START THE INPUT

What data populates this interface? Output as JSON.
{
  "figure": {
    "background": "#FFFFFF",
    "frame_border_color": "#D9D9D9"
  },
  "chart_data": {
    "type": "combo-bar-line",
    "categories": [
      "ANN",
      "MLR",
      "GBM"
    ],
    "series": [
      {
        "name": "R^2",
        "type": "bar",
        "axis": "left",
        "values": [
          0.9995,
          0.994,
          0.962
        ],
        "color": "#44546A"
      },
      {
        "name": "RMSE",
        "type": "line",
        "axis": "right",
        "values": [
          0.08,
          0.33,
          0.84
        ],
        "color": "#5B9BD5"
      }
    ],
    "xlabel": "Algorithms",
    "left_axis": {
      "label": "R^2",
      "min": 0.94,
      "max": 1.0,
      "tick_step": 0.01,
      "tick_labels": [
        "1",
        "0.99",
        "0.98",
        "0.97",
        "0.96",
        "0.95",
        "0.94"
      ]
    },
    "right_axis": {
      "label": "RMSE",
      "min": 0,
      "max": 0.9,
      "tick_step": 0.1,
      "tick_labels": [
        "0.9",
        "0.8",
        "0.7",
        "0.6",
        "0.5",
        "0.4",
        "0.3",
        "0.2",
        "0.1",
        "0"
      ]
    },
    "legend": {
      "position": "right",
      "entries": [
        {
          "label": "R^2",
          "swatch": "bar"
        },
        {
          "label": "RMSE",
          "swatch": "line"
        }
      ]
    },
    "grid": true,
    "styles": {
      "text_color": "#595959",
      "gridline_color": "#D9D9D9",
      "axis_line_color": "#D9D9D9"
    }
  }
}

END THE INPUT

TO DO: Give the data again, exactly as it stands.

TASK OUTPUT:
What data populates this interface? Output as JSON.
{
  "figure": {
    "background": "#FFFFFF",
    "frame_border_color": "#D9D9D9"
  },
  "chart_data": {
    "type": "combo-bar-line",
    "categories": [
      "ANN",
      "MLR",
      "GBM"
    ],
    "series": [
      {
        "name": "R^2",
        "type": "bar",
        "axis": "left",
        "values": [
          0.9995,
          0.994,
          0.962
        ],
        "color": "#44546A"
      },
      {
        "name": "RMSE",
        "type": "line",
        "axis": "right",
        "values": [
          0.08,
          0.33,
          0.84
        ],
        "color": "#5B9BD5"
      }
    ],
    "xlabel": "Algorithms",
    "left_axis": {
      "label": "R^2",
      "min": 0.94,
      "max": 1.0,
      "tick_step": 0.01,
      "tick_labels": [
        "1",
        "0.99",
        "0.98",
        "0.97",
        "0.96",
        "0.95",
        "0.94"
      ]
    },
    "right_axis": {
      "label": "RMSE",
      "min": 0,
      "max": 0.9,
      "tick_step": 0.1,
      "tick_labels": [
        "0.9",
        "0.8",
        "0.7",
        "0.6",
        "0.5",
        "0.4",
        "0.3",
        "0.2",
        "0.1",
        "0"
      ]
    },
    "legend": {
      "position": "right",
      "entries": [
        {
          "label": "R^2",
          "swatch": "bar"
        },
        {
          "label": "RMSE",
          "swatch": "line"
        }
      ]
    },
    "grid": true,
    "styles": {
      "text_color": "#595959",
      "gridline_color": "#D9D9D9",
      "axis_line_color": "#D9D9D9"
    }
  }
}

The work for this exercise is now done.